§ SET PROBLEM
Lines containing the string "enjoy" are to be collected in full.

↓↓↓

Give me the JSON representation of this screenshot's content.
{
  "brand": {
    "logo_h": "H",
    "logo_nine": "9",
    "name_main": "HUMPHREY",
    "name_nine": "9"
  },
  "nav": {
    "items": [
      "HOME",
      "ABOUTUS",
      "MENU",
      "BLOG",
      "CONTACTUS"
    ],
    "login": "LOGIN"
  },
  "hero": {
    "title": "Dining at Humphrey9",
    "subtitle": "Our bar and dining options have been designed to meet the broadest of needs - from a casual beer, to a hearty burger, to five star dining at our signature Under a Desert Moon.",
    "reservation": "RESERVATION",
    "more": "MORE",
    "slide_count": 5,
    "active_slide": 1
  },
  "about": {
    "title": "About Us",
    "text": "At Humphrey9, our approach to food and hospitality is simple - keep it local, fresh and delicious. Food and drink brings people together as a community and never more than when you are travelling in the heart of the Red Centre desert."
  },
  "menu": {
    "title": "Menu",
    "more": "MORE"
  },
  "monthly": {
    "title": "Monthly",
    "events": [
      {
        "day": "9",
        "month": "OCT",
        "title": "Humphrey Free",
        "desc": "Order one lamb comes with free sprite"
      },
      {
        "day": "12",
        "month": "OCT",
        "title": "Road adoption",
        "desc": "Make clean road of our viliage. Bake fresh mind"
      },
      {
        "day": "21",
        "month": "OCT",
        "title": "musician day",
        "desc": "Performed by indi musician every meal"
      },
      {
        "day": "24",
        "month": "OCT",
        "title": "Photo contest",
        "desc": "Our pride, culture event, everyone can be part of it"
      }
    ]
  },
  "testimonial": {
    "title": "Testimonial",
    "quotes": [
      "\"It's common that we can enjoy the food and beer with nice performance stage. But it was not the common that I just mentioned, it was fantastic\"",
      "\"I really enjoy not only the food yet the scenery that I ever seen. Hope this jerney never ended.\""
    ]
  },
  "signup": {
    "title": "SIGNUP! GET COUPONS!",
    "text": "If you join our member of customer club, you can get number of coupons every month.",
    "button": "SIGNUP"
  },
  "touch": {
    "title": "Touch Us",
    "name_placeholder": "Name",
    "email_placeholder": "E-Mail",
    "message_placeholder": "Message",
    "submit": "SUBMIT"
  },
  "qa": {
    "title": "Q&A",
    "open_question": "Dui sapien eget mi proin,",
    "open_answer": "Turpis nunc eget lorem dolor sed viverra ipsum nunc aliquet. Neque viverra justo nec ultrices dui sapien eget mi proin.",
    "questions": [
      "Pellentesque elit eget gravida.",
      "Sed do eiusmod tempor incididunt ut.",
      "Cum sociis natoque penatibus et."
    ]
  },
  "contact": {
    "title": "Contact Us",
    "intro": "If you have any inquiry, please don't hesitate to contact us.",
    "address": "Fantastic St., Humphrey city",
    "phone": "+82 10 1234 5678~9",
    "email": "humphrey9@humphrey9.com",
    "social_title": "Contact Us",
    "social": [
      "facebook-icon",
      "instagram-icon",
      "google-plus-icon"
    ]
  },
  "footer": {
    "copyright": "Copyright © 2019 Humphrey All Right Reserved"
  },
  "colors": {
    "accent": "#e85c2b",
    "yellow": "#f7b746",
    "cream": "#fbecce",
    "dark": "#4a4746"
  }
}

↑↑↑

§ WRITTEN SOLUTION
      "\"It's common that we can enjoy the food and beer with nice performance stage. But it was not the common that I just mentioned, it was fantastic\"",
      "\"I really enjoy not only the food yet the scenery that I ever seen. Hope this jerney never ended.\""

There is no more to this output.